● Written problem
Across the material below, how many lines contain the word "this"? Give only the number.

** start Exercise data **

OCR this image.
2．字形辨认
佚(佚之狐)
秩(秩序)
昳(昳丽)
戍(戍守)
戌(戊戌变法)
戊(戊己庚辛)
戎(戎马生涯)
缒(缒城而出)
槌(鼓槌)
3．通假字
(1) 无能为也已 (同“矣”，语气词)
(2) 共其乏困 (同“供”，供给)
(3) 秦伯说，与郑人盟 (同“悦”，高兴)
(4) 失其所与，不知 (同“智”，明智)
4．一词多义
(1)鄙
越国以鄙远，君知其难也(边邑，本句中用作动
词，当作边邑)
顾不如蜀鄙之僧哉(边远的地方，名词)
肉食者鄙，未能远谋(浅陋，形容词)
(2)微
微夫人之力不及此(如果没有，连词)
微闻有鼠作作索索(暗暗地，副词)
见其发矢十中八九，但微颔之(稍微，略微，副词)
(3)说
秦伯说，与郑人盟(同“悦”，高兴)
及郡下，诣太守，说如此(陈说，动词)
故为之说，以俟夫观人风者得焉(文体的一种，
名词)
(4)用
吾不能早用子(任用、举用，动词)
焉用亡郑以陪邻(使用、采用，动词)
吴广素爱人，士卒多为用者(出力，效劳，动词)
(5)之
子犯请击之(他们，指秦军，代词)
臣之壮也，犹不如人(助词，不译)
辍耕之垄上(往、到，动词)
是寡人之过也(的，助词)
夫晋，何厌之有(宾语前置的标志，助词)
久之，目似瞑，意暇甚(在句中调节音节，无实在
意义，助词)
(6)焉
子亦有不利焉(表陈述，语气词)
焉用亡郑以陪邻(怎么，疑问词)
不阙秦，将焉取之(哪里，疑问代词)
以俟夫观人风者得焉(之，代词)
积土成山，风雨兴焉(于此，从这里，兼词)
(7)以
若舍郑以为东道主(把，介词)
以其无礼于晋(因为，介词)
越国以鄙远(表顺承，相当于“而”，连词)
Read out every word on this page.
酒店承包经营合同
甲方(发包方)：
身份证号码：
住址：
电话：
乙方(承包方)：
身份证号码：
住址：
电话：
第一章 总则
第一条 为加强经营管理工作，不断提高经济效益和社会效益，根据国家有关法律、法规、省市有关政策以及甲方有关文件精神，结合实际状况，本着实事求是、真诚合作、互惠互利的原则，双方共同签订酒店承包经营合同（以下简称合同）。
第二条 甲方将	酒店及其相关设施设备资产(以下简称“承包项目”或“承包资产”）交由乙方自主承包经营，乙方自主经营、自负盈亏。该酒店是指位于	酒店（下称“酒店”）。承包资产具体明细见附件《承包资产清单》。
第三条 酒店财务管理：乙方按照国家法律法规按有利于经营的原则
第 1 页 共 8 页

** end Exercise data **

● Answer to the task
2